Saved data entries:
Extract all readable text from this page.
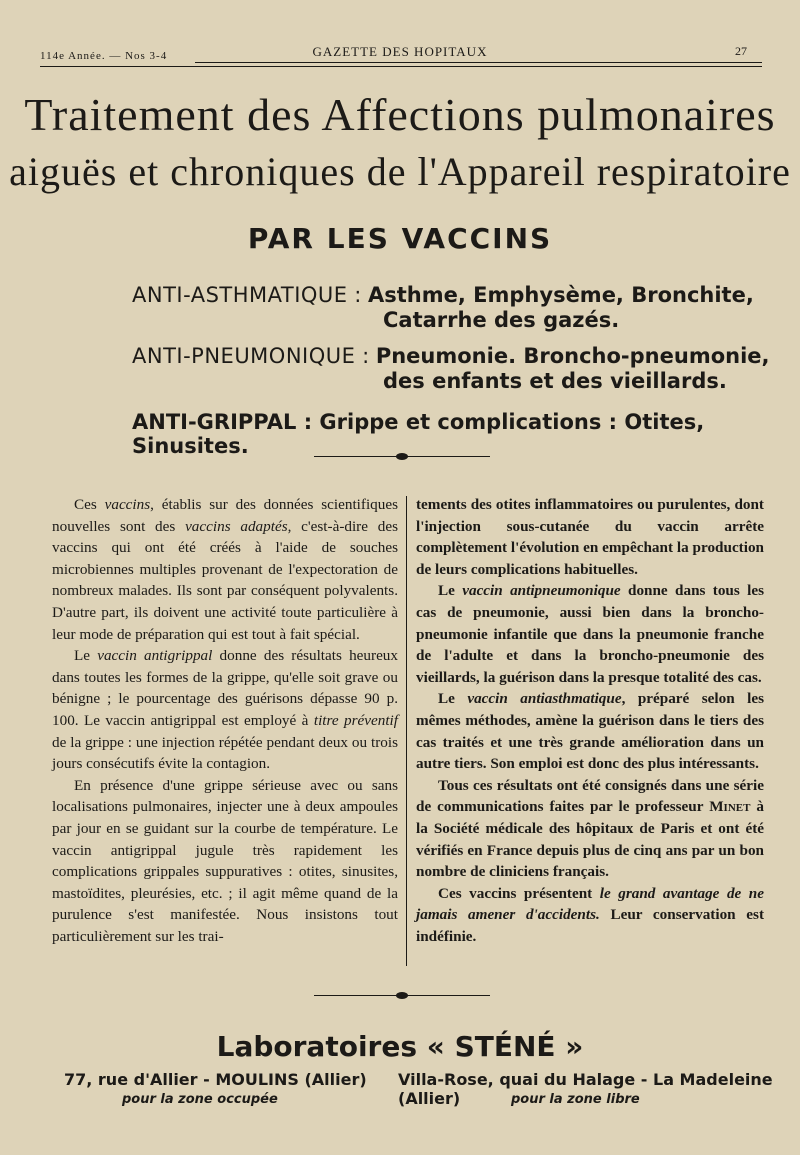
114e Année. — Nos 3-4	GAZETTE DES HOPITAUX	27
Traitement des Affections pulmonaires
aiguës et chroniques de l'Appareil respiratoire
PAR LES VACCINS
ANTI-ASTHMATIQUE : Asthme, Emphysème, Bronchite,
Catarrhe des gazés.
ANTI-PNEUMONIQUE : Pneumonie. Broncho-pneumonie,
des enfants et des vieillards.
ANTI-GRIPPAL : Grippe et complications : Otites, Sinusites.

Ces vaccins, établis sur des données scientifiques nouvelles sont des vaccins adaptés, c'est-à-dire des vaccins qui ont été créés à l'aide de souches microbiennes multiples provenant de l'expectoration de nombreux malades. Ils sont par conséquent polyvalents. D'autre part, ils doivent une activité toute particulière à leur mode de préparation qui est tout à fait spécial.

Le vaccin antigrippal donne des résultats heureux dans toutes les formes de la grippe, qu'elle soit grave ou bénigne ; le pourcentage des guérisons dépasse 90 p. 100. Le vaccin antigrippal est employé à titre préventif de la grippe : une injection répétée pendant deux ou trois jours consécutifs évite la contagion.

En présence d'une grippe sérieuse avec ou sans localisations pulmonaires, injecter une à deux ampoules par jour en se guidant sur la courbe de température. Le vaccin antigrippal jugule très rapidement les complications grippales suppuratives : otites, sinusites, mastoïdites, pleurésies, etc. ; il agit même quand de la purulence s'est manifestée. Nous insistons tout particulièrement sur les trai-

tements des otites inflammatoires ou purulentes, dont l'injection sous-cutanée du vaccin arrête complètement l'évolution en empêchant la production de leurs complications habituelles.

Le vaccin antipneumonique donne dans tous les cas de pneumonie, aussi bien dans la broncho-pneumonie infantile que dans la pneumonie franche de l'adulte et dans la broncho-pneumonie des vieillards, la guérison dans la presque totalité des cas.

Le vaccin antiasthmatique, préparé selon les mêmes méthodes, amène la guérison dans le tiers des cas traités et une très grande amélioration dans un autre tiers. Son emploi est donc des plus intéressants.

Tous ces résultats ont été consignés dans une série de communications faites par le professeur Minet à la Société médicale des hôpitaux de Paris et ont été vérifiés en France depuis plus de cinq ans par un bon nombre de cliniciens français.

Ces vaccins présentent le grand avantage de ne jamais amener d'accidents. Leur conservation est indéfinie.

Laboratoires « STÉNÉ »
77, rue d'Allier - MOULINS (Allier)
pour la zone occupée
Villa-Rose, quai du Halage - La Madeleine (Allier)	pour la zone libre
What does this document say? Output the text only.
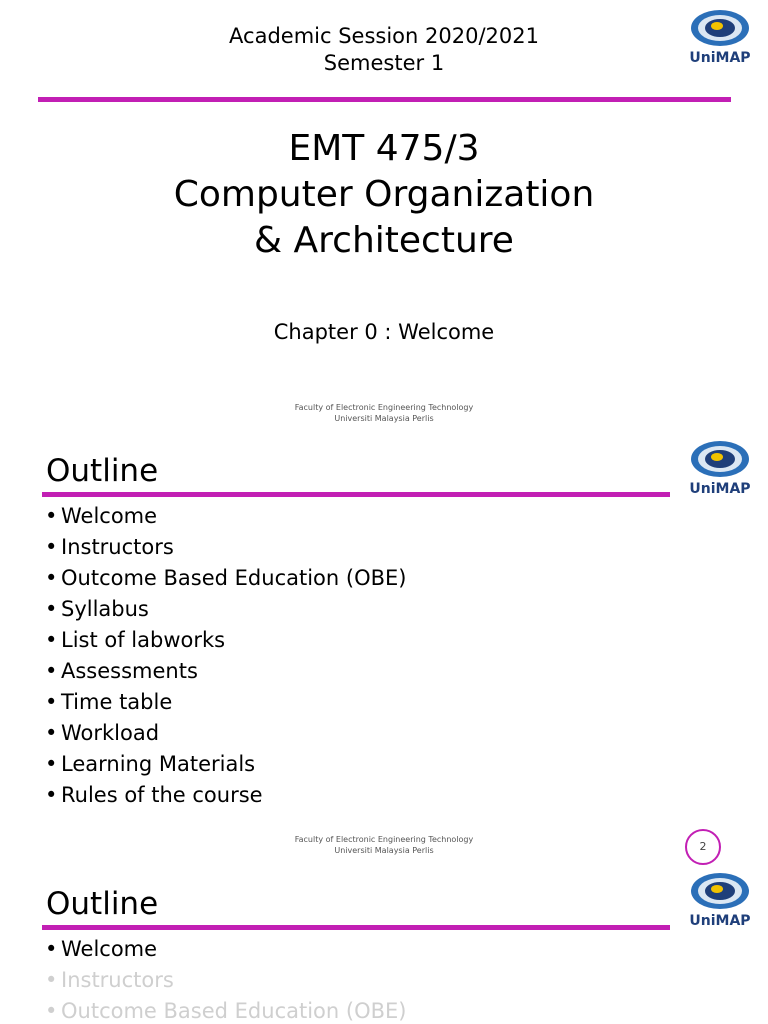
Academic Session 2020/2021
Semester 1	UniMAP
EMT 475/3
Computer Organization
& Architecture
Chapter 0 : Welcome
Faculty of Electronic Engineering Technology
Universiti Malaysia Perlis
Outline	UniMAP
• Welcome
• Instructors
• Outcome Based Education (OBE)
• Syllabus
• List of labworks
• Assessments
• Time table
• Workload
• Learning Materials
• Rules of the course
Faculty of Electronic Engineering Technology
Universiti Malaysia Perlis	2
Outline	UniMAP
• Welcome
• Instructors
• Outcome Based Education (OBE)
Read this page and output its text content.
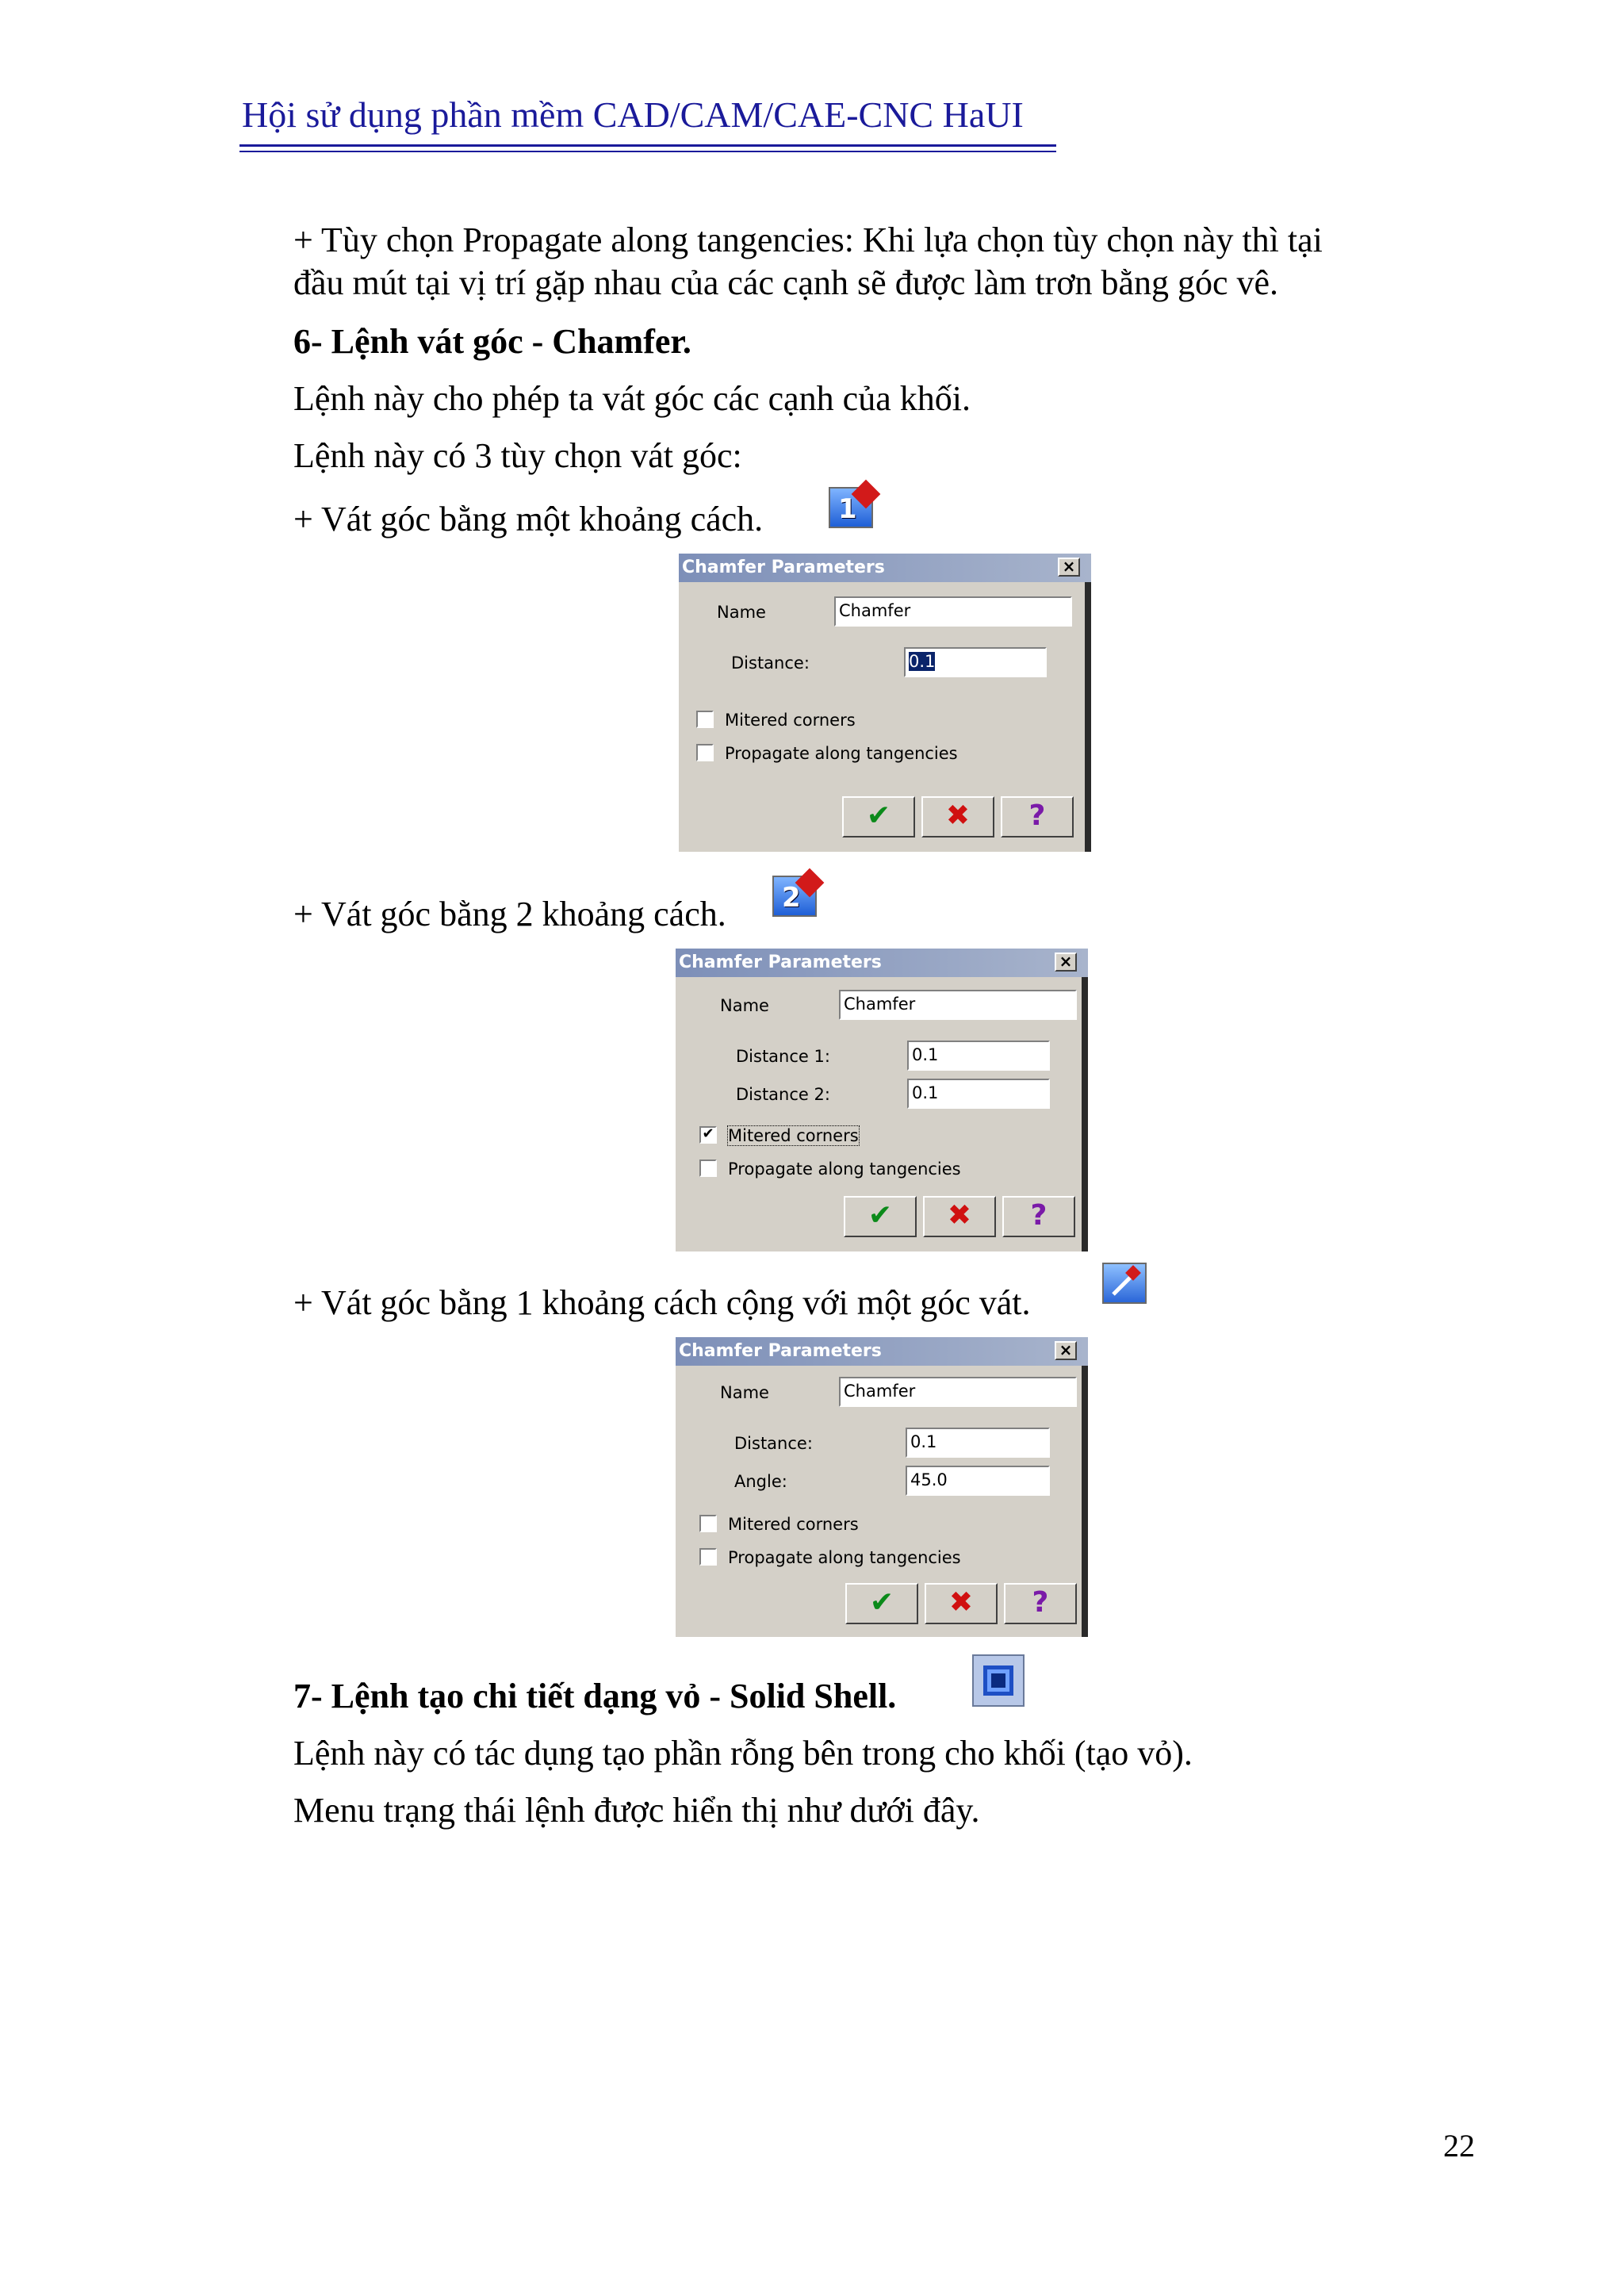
Hội sử dụng phần mềm CAD/CAM/CAE-CNC HaUI
+ Tùy chọn Propagate along tangencies: Khi lựa chọn tùy chọn này thì tại
đầu mút tại vị trí gặp nhau của các cạnh sẽ được làm trơn bằng góc vê.
6- Lệnh vát góc - Chamfer.
Lệnh này cho phép ta vát góc các cạnh của khối.
Lệnh này có 3 tùy chọn vát góc:
+ Vát góc bằng một khoảng cách.	1
Chamfer Parameters	×
Name	Chamfer
Distance:	0.1
Mitered corners
Propagate along tangencies
✔	✖	?
+ Vát góc bằng 2 khoảng cách. 2
Chamfer Parameters	×
Name	Chamfer
Distance 1:	0.1
Distance 2:	0.1
✔ Mitered corners
Propagate along tangencies
✔	✖	?
+ Vát góc bằng 1 khoảng cách cộng với một góc vát.
Chamfer Parameters	×
Name	Chamfer
Distance:	0.1
Angle:	45.0
Mitered corners
Propagate along tangencies
✔	✖	?
7- Lệnh tạo chi tiết dạng vỏ - Solid Shell.
Lệnh này có tác dụng tạo phần rỗng bên trong cho khối (tạo vỏ).
Menu trạng thái lệnh được hiển thị như dưới đây.
22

*Work to do*:
Go through the data and gather every line that holds "khối".

*Final result*:
Lệnh này cho phép ta vát góc các cạnh của khối.
Lệnh này có tác dụng tạo phần rỗng bên trong cho khối (tạo vỏ).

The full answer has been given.